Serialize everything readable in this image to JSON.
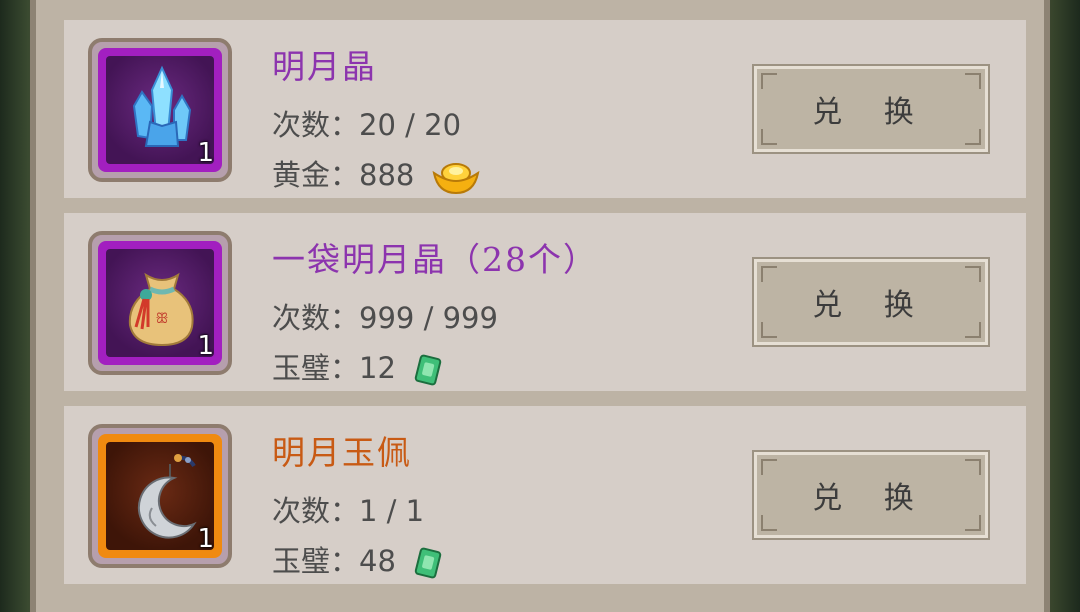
{
  "items": [
    {
      "name": "明月晶",
      "count_label": "次数：",
      "count_value": "20 / 20",
      "price_label": "黄金：",
      "price_value": "888",
      "currency_icon": "gold-ingot-icon",
      "icon": "crystal-icon",
      "icon_count": "1",
      "button_label": "兑 换",
      "rarity_color": "#8c34ae"
    },
    {
      "name": "一袋明月晶（28个）",
      "count_label": "次数：",
      "count_value": "999 / 999",
      "price_label": "玉璧：",
      "price_value": "12",
      "currency_icon": "jade-icon",
      "icon": "bag-icon",
      "icon_count": "1",
      "button_label": "兑 换",
      "rarity_color": "#8c34ae"
    },
    {
      "name": "明月玉佩",
      "count_label": "次数：",
      "count_value": "1 / 1",
      "price_label": "玉璧：",
      "price_value": "48",
      "currency_icon": "jade-icon",
      "icon": "moon-pendant-icon",
      "icon_count": "1",
      "button_label": "兑 换",
      "rarity_color": "#c85a14"
    }
  ]
}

* **Stated goal**
Set the entries down again exactly. Do not include the images.

* **Written response**
Serialize everything readable in this image to JSON.
{
  "items": [
    {
      "name": "明月晶",
      "count_label": "次数：",
      "count_value": "20 / 20",
      "price_label": "黄金：",
      "price_value": "888",
      "currency_icon": "gold-ingot-icon",
      "icon": "crystal-icon",
      "icon_count": "1",
      "button_label": "兑 换",
      "rarity_color": "#8c34ae"
    },
    {
      "name": "一袋明月晶（28个）",
      "count_label": "次数：",
      "count_value": "999 / 999",
      "price_label": "玉璧：",
      "price_value": "12",
      "currency_icon": "jade-icon",
      "icon": "bag-icon",
      "icon_count": "1",
      "button_label": "兑 换",
      "rarity_color": "#8c34ae"
    },
    {
      "name": "明月玉佩",
      "count_label": "次数：",
      "count_value": "1 / 1",
      "price_label": "玉璧：",
      "price_value": "48",
      "currency_icon": "jade-icon",
      "icon": "moon-pendant-icon",
      "icon_count": "1",
      "button_label": "兑 换",
      "rarity_color": "#c85a14"
    }
  ]
}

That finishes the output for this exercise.